— START OF Records —

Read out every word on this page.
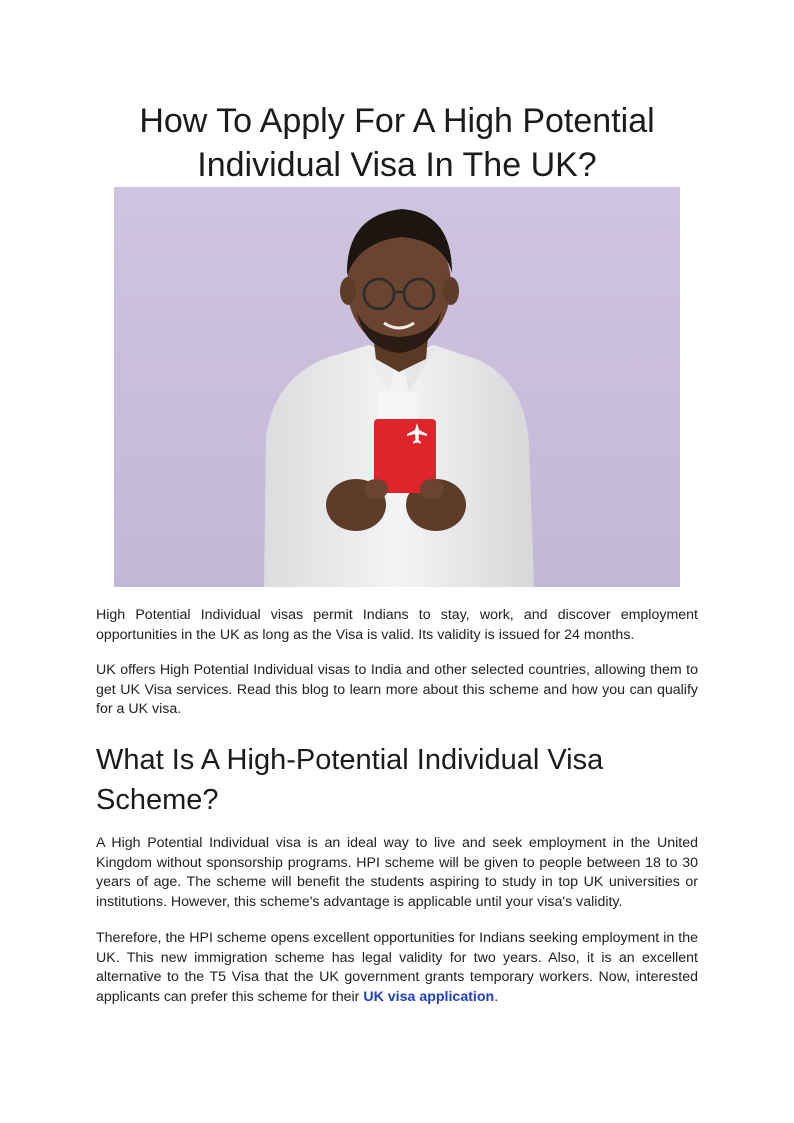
How To Apply For A High Potential Individual Visa In The UK?

High Potential Individual visas permit Indians to stay, work, and discover employment opportunities in the UK as long as the Visa is valid. Its validity is issued for 24 months.

UK offers High Potential Individual visas to India and other selected countries, allowing them to get UK Visa services. Read this blog to learn more about this scheme and how you can qualify for a UK visa.

What Is A High-Potential Individual Visa Scheme?

A High Potential Individual visa is an ideal way to live and seek employment in the United Kingdom without sponsorship programs. HPI scheme will be given to people between 18 to 30 years of age. The scheme will benefit the students aspiring to study in top UK universities or institutions. However, this scheme's advantage is applicable until your visa's validity.

Therefore, the HPI scheme opens excellent opportunities for Indians seeking employment in the UK. This new immigration scheme has legal validity for two years. Also, it is an excellent alternative to the T5 Visa that the UK government grants temporary workers. Now, interested applicants can prefer this scheme for their UK visa application.
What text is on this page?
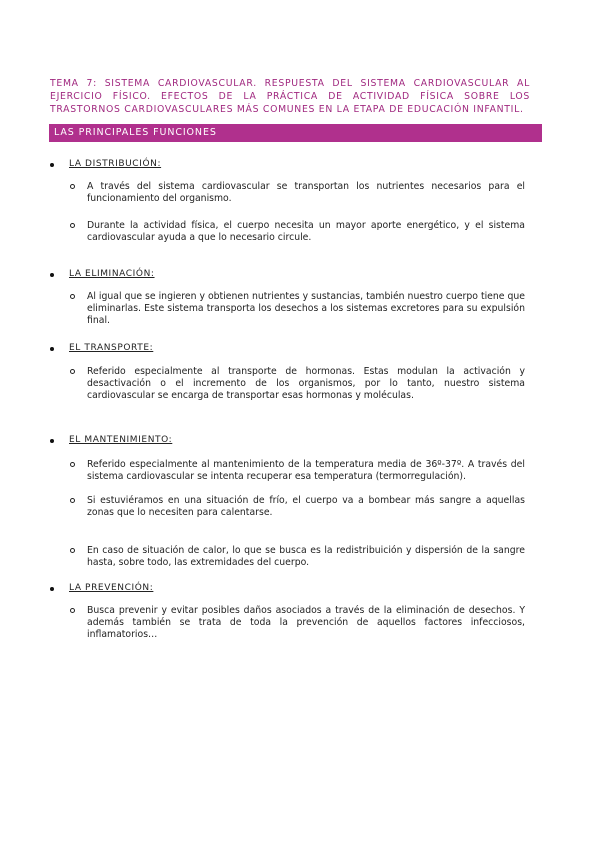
TEMA 7: SISTEMA CARDIOVASCULAR. RESPUESTA DEL SISTEMA CARDIOVASCULAR AL EJERCICIO FÍSICO. EFECTOS DE LA PRÁCTICA DE ACTIVIDAD FÍSICA SOBRE LOS TRASTORNOS CARDIOVASCULARES MÁS COMUNES EN LA ETAPA DE EDUCACIÓN INFANTIL.
LAS PRINCIPALES FUNCIONES
LA DISTRIBUCIÓN:

A través del sistema cardiovascular se transportan los nutrientes necesarios para el funcionamiento del organismo.

Durante la actividad física, el cuerpo necesita un mayor aporte energético, y el sistema cardiovascular ayuda a que lo necesario circule.

LA ELIMINACIÓN:

Al igual que se ingieren y obtienen nutrientes y sustancias, también nuestro cuerpo tiene que eliminarlas. Este sistema transporta los desechos a los sistemas excretores para su expulsión final.

EL TRANSPORTE:

Referido especialmente al transporte de hormonas. Estas modulan la activación y desactivación o el incremento de los organismos, por lo tanto, nuestro sistema cardiovascular se encarga de transportar esas hormonas y moléculas.

EL MANTENIMIENTO:

Referido especialmente al mantenimiento de la temperatura media de 36º-37º. A través del sistema cardiovascular se intenta recuperar esa temperatura (termorregulación).

Si estuviéramos en una situación de frío, el cuerpo va a bombear más sangre a aquellas zonas que lo necesiten para calentarse.

En caso de situación de calor, lo que se busca es la redistribuición y dispersión de la sangre hasta, sobre todo, las extremidades del cuerpo.

LA PREVENCIÓN:

Busca prevenir y evitar posibles daños asociados a través de la eliminación de desechos. Y además también se trata de toda la prevención de aquellos factores infecciosos, inflamatorios…
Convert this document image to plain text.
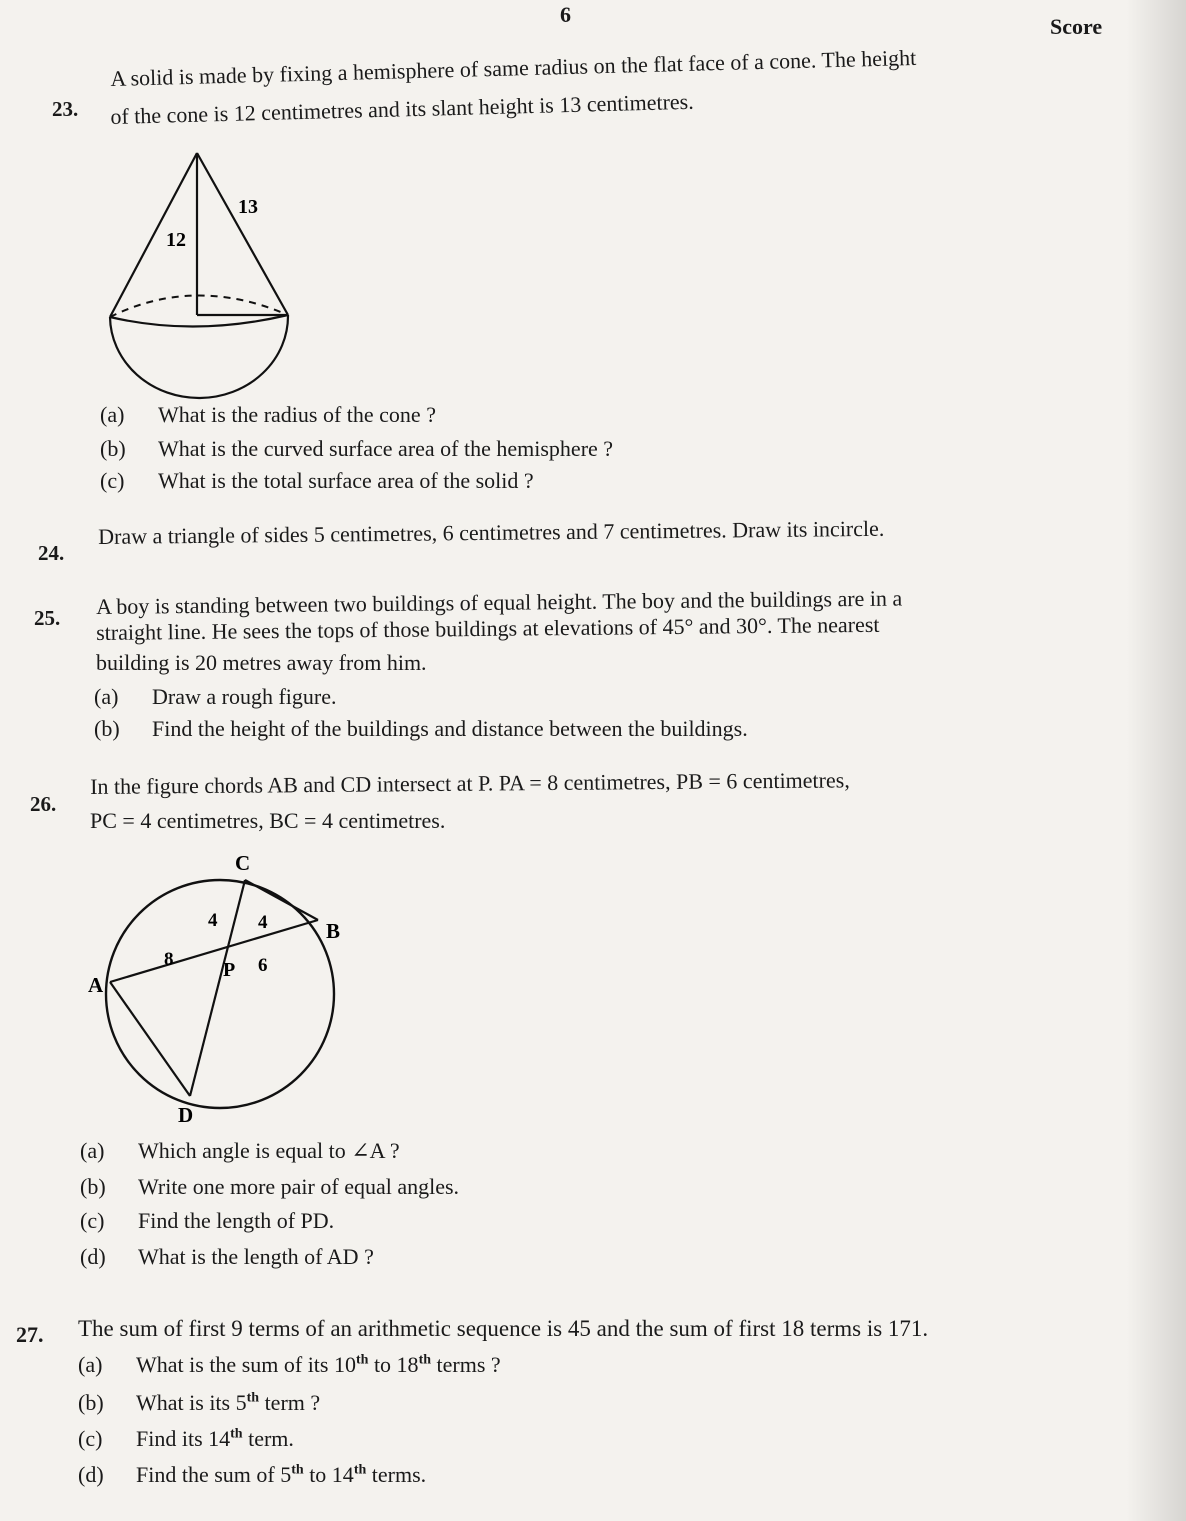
6	Score
23.
A solid is made by fixing a hemisphere of same radius on the flat face of a cone. The height
of the cone is 12 centimetres and its slant height is 13 centimetres.
13
12
(a) What is the radius of the cone ?
(b) What is the curved surface area of the hemisphere ?
(c) What is the total surface area of the solid ?
24.
Draw a triangle of sides 5 centimetres, 6 centimetres and 7 centimetres. Draw its incircle.
25. A boy is standing between two buildings of equal height. The boy and the buildings are in a
straight line. He sees the tops of those buildings at elevations of 45° and 30°. The nearest
building is 20 metres away from him.
(a) Draw a rough figure.
(b) Find the height of the buildings and distance between the buildings.
26.
In the figure chords AB and CD intersect at P. PA = 8 centimetres, PB = 6 centimetres,
PC = 4 centimetres, BC = 4 centimetres.
C
B
A
D
P
8	6
4 4
(a) Which angle is equal to ∠A ?
(b) Write one more pair of equal angles.
(c) Find the length of PD.
(d) What is the length of AD ?
27. The sum of first 9 terms of an arithmetic sequence is 45 and the sum of first 18 terms is 171.
(a) What is the sum of its 10th to 18th terms ?
(b) What is its 5th term ?
(c) Find its 14th term.
(d) Find the sum of 5th to 14th terms.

— END OF Records —

To do: Of the lines above, how many contain the word "surface"? Provide the number and nothing else.

Task solution: 2